• STATED EXERCISE
Only the pictures are omitted; repeat all other data exactly.

• RAW RECORDS
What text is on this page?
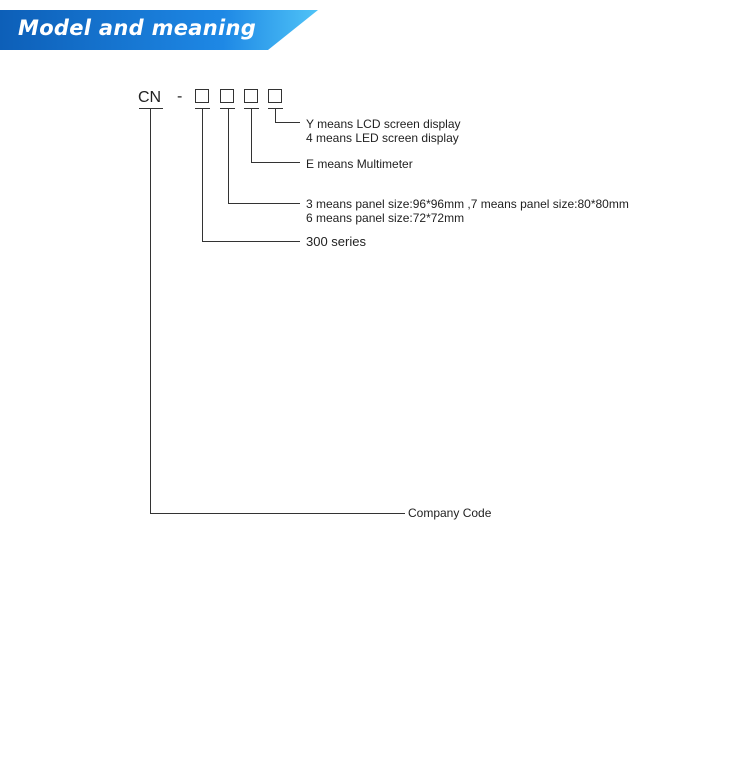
Model and meaning
CN -
Y means LCD screen display
4 means LED screen display
E means Multimeter
3 means panel size:96*96mm ,7 means panel size:80*80mm
6 means panel size:72*72mm
300 series
Company Code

• COMPLETED TASK
What text is on this page?
Model and meaning
CN -
Y means LCD screen display
4 means LED screen display
E means Multimeter
3 means panel size:96*96mm ,7 means panel size:80*80mm
6 means panel size:72*72mm
300 series
Company Code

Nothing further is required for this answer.